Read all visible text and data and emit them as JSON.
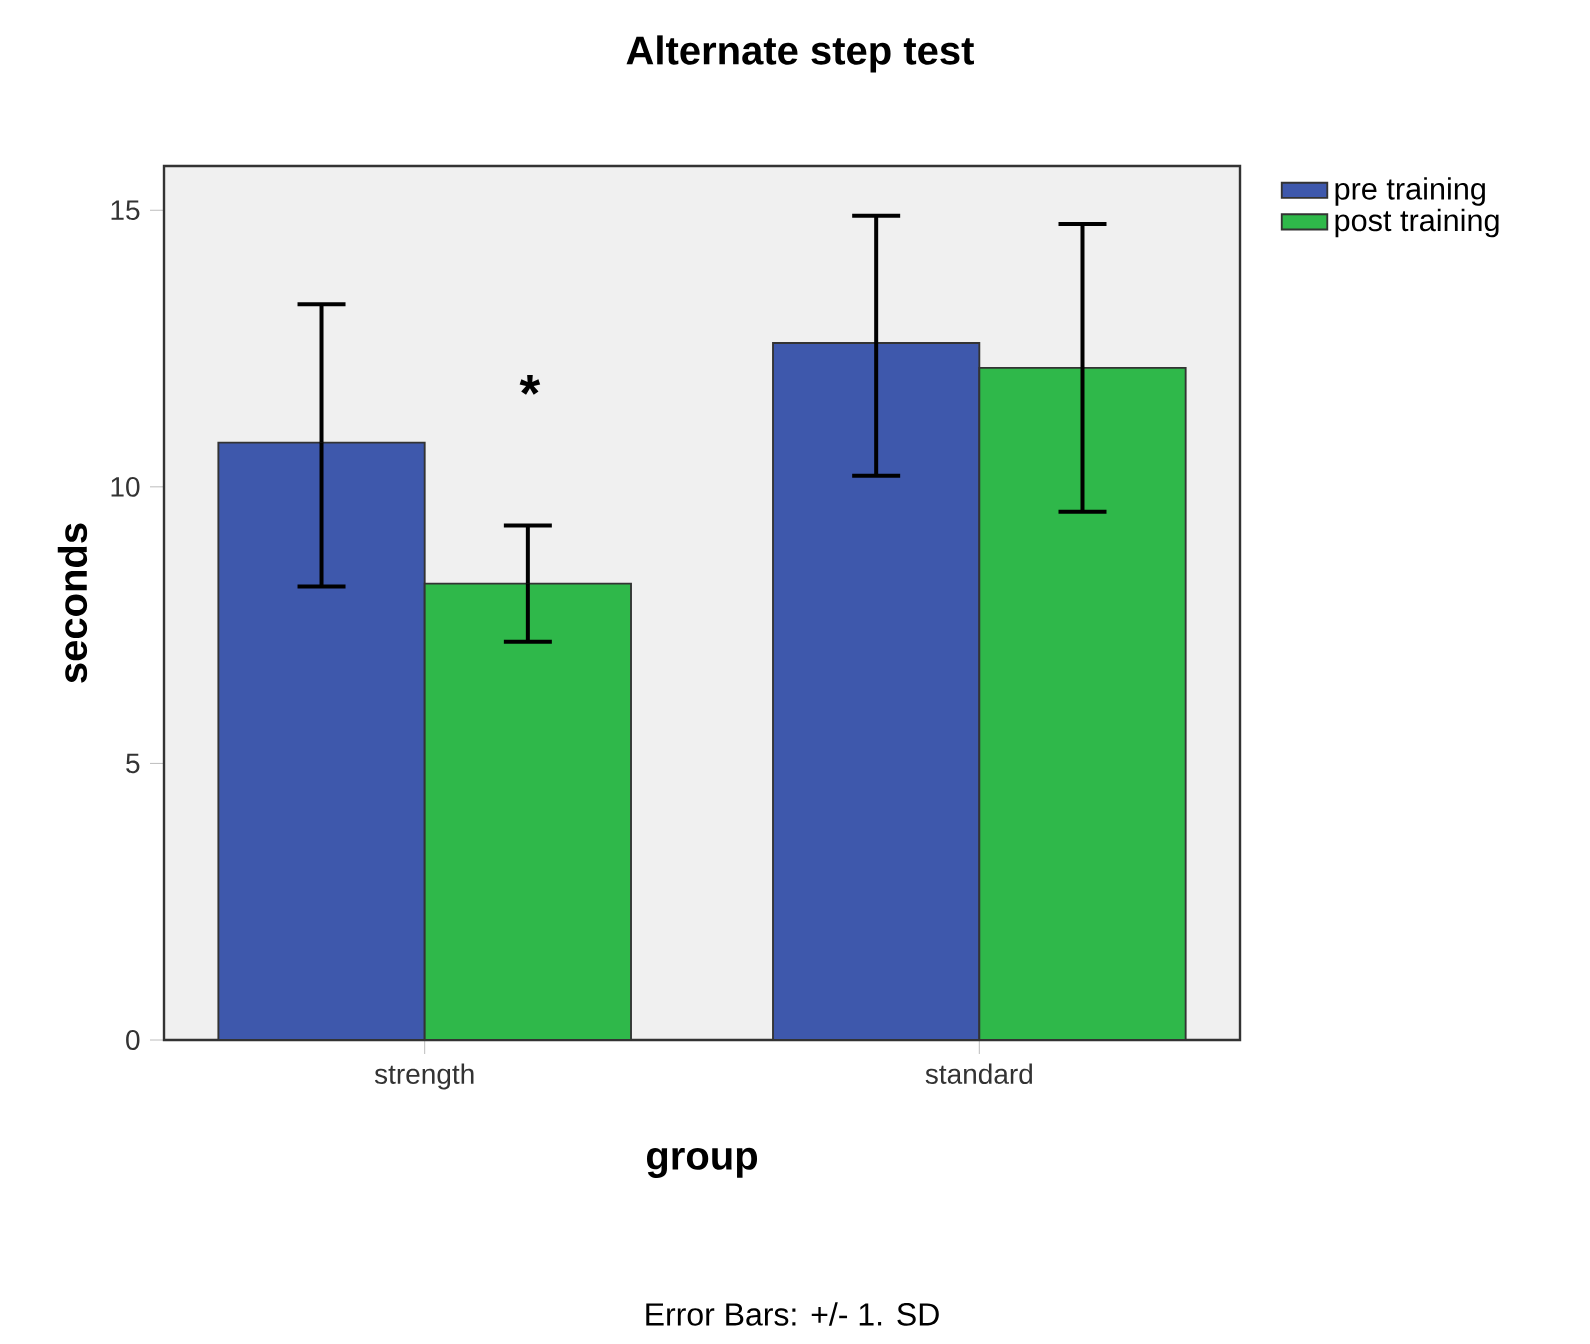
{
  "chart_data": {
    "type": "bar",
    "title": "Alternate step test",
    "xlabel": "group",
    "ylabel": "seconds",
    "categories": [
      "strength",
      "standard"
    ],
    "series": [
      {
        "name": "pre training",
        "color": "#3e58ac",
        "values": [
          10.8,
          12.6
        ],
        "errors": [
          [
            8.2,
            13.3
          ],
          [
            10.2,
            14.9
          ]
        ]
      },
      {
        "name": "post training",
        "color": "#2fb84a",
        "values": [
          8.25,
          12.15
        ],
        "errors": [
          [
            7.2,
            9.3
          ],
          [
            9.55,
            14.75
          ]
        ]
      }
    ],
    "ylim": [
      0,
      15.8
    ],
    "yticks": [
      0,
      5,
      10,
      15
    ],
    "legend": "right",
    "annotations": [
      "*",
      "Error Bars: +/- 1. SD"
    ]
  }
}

- Written problem: Copy all the entries word for word. Omit any pictures.

- Reply to the exercise:
Read all visible text and data and emit them as JSON.
{
  "chart_data": {
    "type": "bar",
    "title": "Alternate step test",
    "xlabel": "group",
    "ylabel": "seconds",
    "categories": [
      "strength",
      "standard"
    ],
    "series": [
      {
        "name": "pre training",
        "color": "#3e58ac",
        "values": [
          10.8,
          12.6
        ],
        "errors": [
          [
            8.2,
            13.3
          ],
          [
            10.2,
            14.9
          ]
        ]
      },
      {
        "name": "post training",
        "color": "#2fb84a",
        "values": [
          8.25,
          12.15
        ],
        "errors": [
          [
            7.2,
            9.3
          ],
          [
            9.55,
            14.75
          ]
        ]
      }
    ],
    "ylim": [
      0,
      15.8
    ],
    "yticks": [
      0,
      5,
      10,
      15
    ],
    "legend": "right",
    "annotations": [
      "*",
      "Error Bars: +/- 1. SD"
    ]
  }
}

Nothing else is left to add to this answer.